▶ **Exercise description**
Please write the listing below out again exactly, leaving every picture behind.

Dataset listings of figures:

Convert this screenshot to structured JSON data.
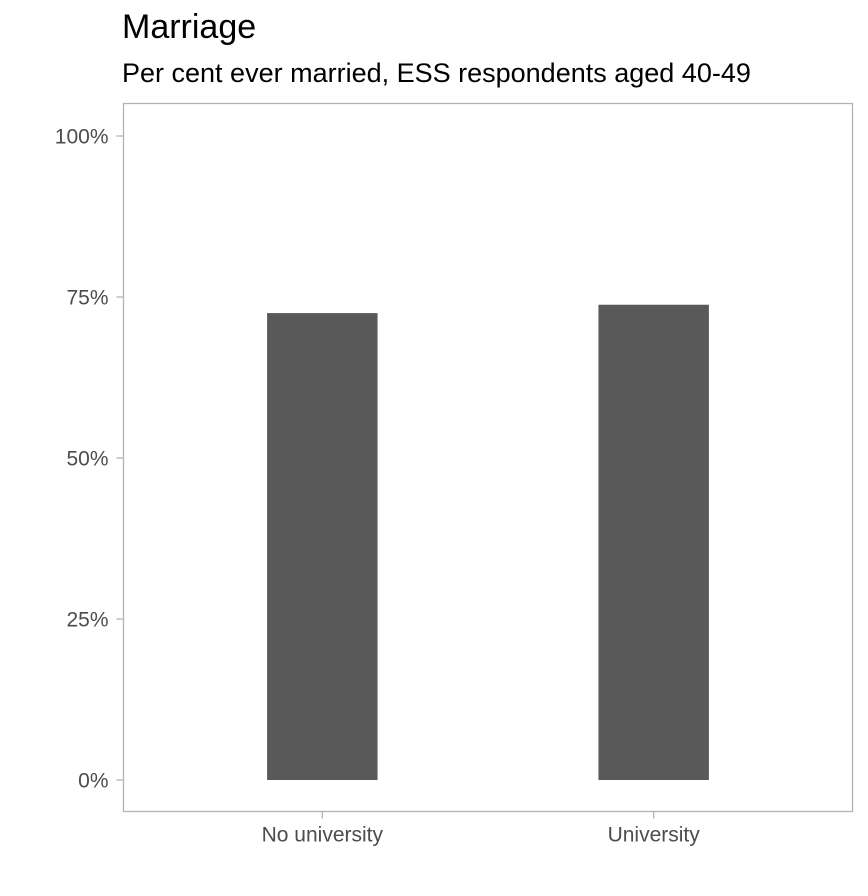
{
  "chart_data": {
    "type": "bar",
    "title": "Marriage",
    "subtitle": "Per cent ever married, ESS respondents aged 40-49",
    "xlabel": "",
    "ylabel": "",
    "categories": [
      "No university",
      "University"
    ],
    "values": [
      72.5,
      73.8
    ],
    "ylim": [
      0,
      100
    ],
    "yticks": [
      0,
      25,
      50,
      75,
      100
    ],
    "ytick_labels": [
      "0%",
      "25%",
      "50%",
      "75%",
      "100%"
    ],
    "grid": false,
    "bar_color": "#595959",
    "frame_color": "#b3b3b3",
    "axis_text_color": "#4d4d4d"
  }
}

▶ **Exercise response**
Convert this screenshot to structured JSON data.
{
  "chart_data": {
    "type": "bar",
    "title": "Marriage",
    "subtitle": "Per cent ever married, ESS respondents aged 40-49",
    "xlabel": "",
    "ylabel": "",
    "categories": [
      "No university",
      "University"
    ],
    "values": [
      72.5,
      73.8
    ],
    "ylim": [
      0,
      100
    ],
    "yticks": [
      0,
      25,
      50,
      75,
      100
    ],
    "ytick_labels": [
      "0%",
      "25%",
      "50%",
      "75%",
      "100%"
    ],
    "grid": false,
    "bar_color": "#595959",
    "frame_color": "#b3b3b3",
    "axis_text_color": "#4d4d4d"
  }
}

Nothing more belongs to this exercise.